━━━━━ Data records ━━━━━

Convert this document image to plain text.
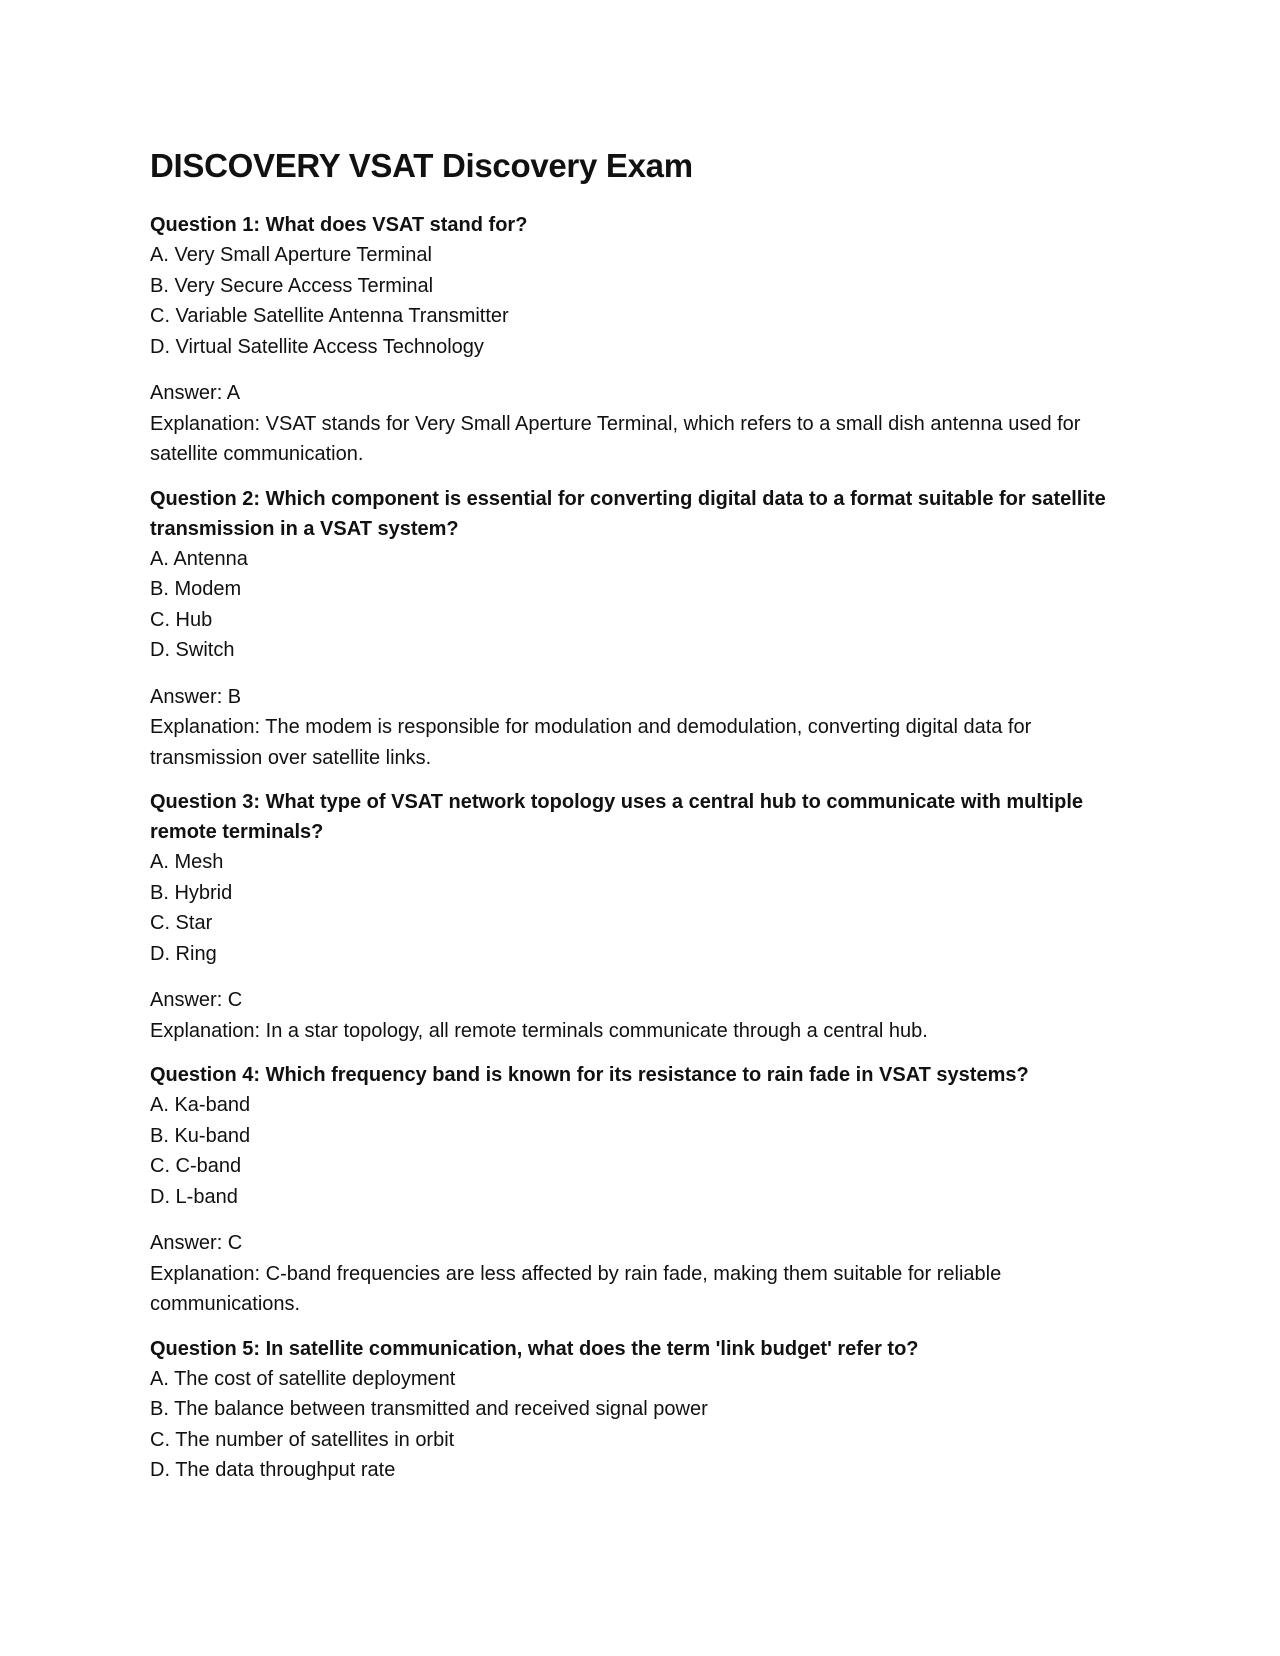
DISCOVERY VSAT Discovery Exam

Question 1: What does VSAT stand for?

A. Very Small Aperture Terminal
B. Very Secure Access Terminal
C. Variable Satellite Antenna Transmitter
D. Virtual Satellite Access Technology

Answer: A

Explanation: VSAT stands for Very Small Aperture Terminal, which refers to a small dish antenna used for satellite communication.

Question 2: Which component is essential for converting digital data to a format suitable for satellite transmission in a VSAT system?

A. Antenna
B. Modem
C. Hub
D. Switch

Answer: B

Explanation: The modem is responsible for modulation and demodulation, converting digital data for transmission over satellite links.

Question 3: What type of VSAT network topology uses a central hub to communicate with multiple remote terminals?

A. Mesh
B. Hybrid
C. Star
D. Ring

Answer: C

Explanation: In a star topology, all remote terminals communicate through a central hub.

Question 4: Which frequency band is known for its resistance to rain fade in VSAT systems?

A. Ka-band
B. Ku-band
C. C-band
D. L-band

Answer: C

Explanation: C-band frequencies are less affected by rain fade, making them suitable for reliable communications.

Question 5: In satellite communication, what does the term 'link budget' refer to?

A. The cost of satellite deployment
B. The balance between transmitted and received signal power
C. The number of satellites in orbit
D. The data throughput rate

━━━━━

Short problem: Count the lines in the records above that contain the word "VSAT", and give only that number.

Written solution: 6